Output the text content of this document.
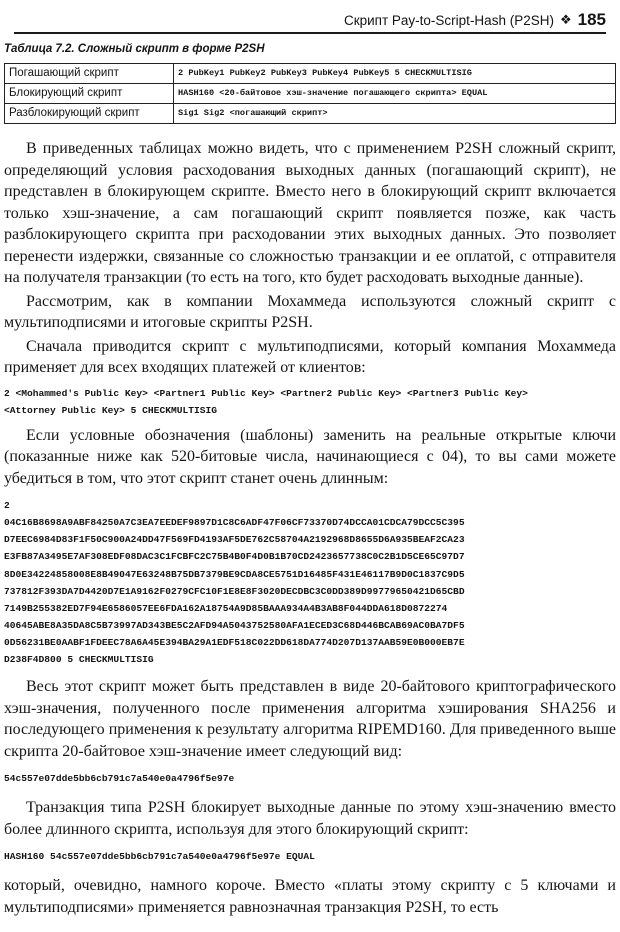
Скрипт Pay-to-Script-Hash (P2SH) ❖ 185
Таблица 7.2. Сложный скрипт в форме P2SH
Погашающий скрипт	2 PubKey1 PubKey2 PubKey3 PubKey4 PubKey5 5 CHECKMULTISIG
Блокирующий скрипт	HASH160 <20-байтовое хэш-значение погашающего скрипта> EQUAL
Разблокирующий скрипт	Sig1 Sig2 <погашающий скрипт>

В приведенных таблицах можно видеть, что с применением P2SH сложный скрипт, определяющий условия расходования выходных данных (погашающий скрипт), не представлен в блокирующем скрипте. Вместо него в блокирующий скрипт включается только хэш-значение, а сам погашающий скрипт появляется позже, как часть разблокирующего скрипта при расходовании этих выходных данных. Это позволяет перенести издержки, связанные со сложностью транзакции и ее оплатой, с отправителя на получателя транзакции (то есть на того, кто будет расходовать выходные данные).

Рассмотрим, как в компании Мохаммеда используются сложный скрипт с мультиподписями и итоговые скрипты P2SH.

Сначала приводится скрипт с мультиподписями, который компания Мохаммеда применяет для всех входящих платежей от клиентов:

2 <Mohammed's Public Key> <Partner1 Public Key> <Partner2 Public Key> <Partner3 Public Key>
<Attorney Public Key> 5 CHECKMULTISIG

Если условные обозначения (шаблоны) заменить на реальные открытые ключи (показанные ниже как 520-битовые числа, начинающиеся с 04), то вы сами можете убедиться в том, что этот скрипт станет очень длинным:

2
04C16B8698A9ABF84250A7C3EA7EEDEF9897D1C8C6ADF47F06CF73370D74DCCA01CDCA79DCC5C395
D7EEC6984D83F1F50C900A24DD47F569FD4193AF5DE762C58704A2192968D8655D6A935BEAF2CA23
E3FB87A3495E7AF308EDF08DAC3C1FCBFC2C75B4B0F4D0B1B70CD2423657738C0C2B1D5CE65C97D7
8D0E34224858008E8B49047E63248B75DB7379BE9CDA8CE5751D16485F431E46117B9D0C1837C9D5
737812F393DA7D4420D7E1A9162F0279CFC10F1E8E8F3020DECDBC3C0DD389D99779650421D65CBD
7149B255382ED7F94E6586057EE6FDA162A18754A9D85BAAA934A4B3AB8F044DDA618D0872274
40645ABE8A35DA8C5B73997AD343BE5C2AFD94A5043752580AFA1ECED3C68D446BCAB69AC0BA7DF5
0D56231BE0AABF1FDEEC78A6A45E394BA29A1EDF518C022DD618DA774D207D137AAB59E0B000EB7E
D238F4D800 5 CHECKMULTISIG

Весь этот скрипт может быть представлен в виде 20-байтового криптографического хэш-значения, полученного после применения алгоритма хэширования SHA256 и последующего применения к результату алгоритма RIPEMD160. Для приведенного выше скрипта 20-байтовое хэш-значение имеет следующий вид:

54c557e07dde5bb6cb791c7a540e0a4796f5e97e

Транзакция типа P2SH блокирует выходные данные по этому хэш-значению вместо более длинного скрипта, используя для этого блокирующий скрипт:

HASH160 54c557e07dde5bb6cb791c7a540e0a4796f5e97e EQUAL

который, очевидно, намного короче. Вместо «платы этому скрипту с 5 ключами и мультиподписями» применяется равнозначная транзакция P2SH, то есть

◆ ◆ ◆ ◆ ◆

- [Stated problem] Go through the listing above and report how many of its lines contain the word "Public", with only the number as output.

- [Task output] 2